Records that describe figures:

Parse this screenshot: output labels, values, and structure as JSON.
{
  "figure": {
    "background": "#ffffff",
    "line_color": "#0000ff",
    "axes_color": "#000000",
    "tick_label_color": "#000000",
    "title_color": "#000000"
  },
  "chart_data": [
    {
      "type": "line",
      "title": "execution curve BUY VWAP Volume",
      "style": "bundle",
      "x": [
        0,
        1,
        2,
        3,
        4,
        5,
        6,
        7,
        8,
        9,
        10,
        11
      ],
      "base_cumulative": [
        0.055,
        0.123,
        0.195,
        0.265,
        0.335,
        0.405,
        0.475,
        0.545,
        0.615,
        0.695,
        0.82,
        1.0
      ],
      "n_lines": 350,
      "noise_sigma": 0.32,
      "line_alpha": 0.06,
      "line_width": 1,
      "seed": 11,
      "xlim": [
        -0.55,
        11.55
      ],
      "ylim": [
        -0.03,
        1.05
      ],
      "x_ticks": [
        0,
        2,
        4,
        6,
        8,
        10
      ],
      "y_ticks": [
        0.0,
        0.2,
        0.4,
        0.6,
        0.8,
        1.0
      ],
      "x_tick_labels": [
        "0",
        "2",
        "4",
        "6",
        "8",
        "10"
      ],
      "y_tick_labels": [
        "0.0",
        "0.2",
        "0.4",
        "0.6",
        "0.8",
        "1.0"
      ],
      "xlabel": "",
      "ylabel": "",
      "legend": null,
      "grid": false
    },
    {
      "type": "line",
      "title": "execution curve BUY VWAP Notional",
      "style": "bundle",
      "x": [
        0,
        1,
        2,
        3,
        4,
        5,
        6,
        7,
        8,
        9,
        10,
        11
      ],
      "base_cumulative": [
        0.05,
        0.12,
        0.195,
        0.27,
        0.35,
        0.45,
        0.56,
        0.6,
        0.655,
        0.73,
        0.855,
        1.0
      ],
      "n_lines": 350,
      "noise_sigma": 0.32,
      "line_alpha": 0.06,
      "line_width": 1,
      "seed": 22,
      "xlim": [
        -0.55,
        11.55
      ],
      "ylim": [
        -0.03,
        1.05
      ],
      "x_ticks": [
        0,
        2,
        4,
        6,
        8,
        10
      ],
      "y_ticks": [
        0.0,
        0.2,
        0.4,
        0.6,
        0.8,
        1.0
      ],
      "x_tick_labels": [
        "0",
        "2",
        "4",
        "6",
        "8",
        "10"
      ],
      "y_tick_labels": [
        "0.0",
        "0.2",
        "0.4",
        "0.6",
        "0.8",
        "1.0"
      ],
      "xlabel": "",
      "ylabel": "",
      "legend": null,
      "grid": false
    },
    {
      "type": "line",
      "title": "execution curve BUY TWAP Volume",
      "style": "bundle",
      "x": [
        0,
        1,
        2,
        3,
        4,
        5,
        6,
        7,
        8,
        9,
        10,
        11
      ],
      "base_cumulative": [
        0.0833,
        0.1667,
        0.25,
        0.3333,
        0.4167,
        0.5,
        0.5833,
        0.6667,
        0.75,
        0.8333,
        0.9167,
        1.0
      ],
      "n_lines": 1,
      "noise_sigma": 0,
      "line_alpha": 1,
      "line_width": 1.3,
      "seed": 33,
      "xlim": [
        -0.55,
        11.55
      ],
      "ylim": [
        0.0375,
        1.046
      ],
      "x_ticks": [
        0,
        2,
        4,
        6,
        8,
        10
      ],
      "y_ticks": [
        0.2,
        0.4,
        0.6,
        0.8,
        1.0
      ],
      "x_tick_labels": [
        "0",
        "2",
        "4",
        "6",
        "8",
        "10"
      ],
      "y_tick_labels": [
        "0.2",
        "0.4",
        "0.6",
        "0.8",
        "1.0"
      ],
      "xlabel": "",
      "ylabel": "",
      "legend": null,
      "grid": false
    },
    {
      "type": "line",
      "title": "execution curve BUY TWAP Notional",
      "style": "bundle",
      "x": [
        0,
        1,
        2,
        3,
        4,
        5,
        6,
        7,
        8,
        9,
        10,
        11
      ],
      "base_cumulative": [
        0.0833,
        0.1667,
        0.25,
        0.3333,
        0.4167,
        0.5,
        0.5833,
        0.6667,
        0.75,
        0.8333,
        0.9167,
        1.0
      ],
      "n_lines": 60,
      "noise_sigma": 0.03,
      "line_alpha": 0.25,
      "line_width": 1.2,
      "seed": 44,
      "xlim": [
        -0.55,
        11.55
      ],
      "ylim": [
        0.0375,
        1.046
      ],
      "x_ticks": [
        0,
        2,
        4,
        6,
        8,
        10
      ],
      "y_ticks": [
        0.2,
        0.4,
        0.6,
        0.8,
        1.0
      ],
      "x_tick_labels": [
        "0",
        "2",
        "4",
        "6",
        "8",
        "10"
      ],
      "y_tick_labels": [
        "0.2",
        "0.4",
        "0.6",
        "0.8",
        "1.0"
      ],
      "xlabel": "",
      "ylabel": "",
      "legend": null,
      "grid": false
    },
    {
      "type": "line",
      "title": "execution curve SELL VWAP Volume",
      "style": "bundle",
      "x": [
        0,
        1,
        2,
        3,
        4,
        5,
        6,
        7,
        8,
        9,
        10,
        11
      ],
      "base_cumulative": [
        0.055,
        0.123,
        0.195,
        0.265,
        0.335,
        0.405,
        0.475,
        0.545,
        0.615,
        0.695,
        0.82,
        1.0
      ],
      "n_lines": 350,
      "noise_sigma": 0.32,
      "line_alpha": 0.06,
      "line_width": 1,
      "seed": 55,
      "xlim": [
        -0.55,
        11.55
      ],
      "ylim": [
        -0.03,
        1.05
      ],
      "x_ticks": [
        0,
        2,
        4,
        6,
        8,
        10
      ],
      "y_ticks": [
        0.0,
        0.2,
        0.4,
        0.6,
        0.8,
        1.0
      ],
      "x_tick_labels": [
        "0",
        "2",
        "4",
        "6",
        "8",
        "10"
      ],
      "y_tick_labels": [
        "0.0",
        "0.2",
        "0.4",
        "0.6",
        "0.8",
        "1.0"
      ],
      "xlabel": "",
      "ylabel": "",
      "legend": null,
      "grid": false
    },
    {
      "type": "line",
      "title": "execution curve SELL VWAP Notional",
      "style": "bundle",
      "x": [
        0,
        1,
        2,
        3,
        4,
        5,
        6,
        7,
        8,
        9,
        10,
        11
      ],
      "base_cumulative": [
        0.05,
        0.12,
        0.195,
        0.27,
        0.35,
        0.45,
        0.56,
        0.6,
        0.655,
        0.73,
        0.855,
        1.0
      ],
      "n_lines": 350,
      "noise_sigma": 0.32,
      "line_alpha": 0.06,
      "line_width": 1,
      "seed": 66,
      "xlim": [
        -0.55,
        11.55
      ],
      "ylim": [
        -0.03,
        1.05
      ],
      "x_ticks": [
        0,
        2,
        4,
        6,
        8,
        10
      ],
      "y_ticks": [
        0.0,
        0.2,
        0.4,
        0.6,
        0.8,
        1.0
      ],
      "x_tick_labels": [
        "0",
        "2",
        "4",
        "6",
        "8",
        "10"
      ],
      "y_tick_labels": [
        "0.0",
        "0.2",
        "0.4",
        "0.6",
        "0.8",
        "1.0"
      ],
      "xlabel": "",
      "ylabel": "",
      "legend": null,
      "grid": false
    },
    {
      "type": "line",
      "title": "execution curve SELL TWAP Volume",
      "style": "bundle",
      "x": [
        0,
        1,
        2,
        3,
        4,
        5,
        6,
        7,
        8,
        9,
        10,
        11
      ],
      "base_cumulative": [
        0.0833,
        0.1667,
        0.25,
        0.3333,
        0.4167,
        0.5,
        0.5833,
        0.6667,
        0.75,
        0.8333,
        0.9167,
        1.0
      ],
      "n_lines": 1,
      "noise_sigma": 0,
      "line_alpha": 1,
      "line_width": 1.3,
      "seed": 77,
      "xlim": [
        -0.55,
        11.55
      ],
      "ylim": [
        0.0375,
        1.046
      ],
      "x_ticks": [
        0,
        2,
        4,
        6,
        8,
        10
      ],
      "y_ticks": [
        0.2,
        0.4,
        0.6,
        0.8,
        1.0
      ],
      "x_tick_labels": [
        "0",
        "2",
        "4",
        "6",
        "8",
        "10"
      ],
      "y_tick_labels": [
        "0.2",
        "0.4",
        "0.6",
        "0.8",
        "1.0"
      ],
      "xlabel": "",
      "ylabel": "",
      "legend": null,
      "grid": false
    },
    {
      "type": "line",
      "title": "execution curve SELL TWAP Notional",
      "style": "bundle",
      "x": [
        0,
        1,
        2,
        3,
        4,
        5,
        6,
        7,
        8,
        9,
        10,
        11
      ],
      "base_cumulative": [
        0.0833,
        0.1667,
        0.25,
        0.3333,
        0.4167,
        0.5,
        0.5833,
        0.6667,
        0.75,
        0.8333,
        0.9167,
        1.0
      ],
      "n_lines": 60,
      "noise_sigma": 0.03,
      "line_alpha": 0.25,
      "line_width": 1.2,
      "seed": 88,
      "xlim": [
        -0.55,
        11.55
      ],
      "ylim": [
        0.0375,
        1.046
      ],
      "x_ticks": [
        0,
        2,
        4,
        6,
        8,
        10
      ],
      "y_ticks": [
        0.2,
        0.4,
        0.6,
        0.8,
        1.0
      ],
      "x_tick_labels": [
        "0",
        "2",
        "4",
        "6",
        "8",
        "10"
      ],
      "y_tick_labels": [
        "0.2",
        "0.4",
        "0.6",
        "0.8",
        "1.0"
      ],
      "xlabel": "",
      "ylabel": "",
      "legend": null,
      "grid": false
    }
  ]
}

> [Exercise] Scan the lines for the string "Volume". Copy out each line that matches.

> [The result]
      "title": "execution curve BUY VWAP Volume",
      "title": "execution curve BUY TWAP Volume",
      "title": "execution curve SELL VWAP Volume",
      "title": "execution curve SELL TWAP Volume",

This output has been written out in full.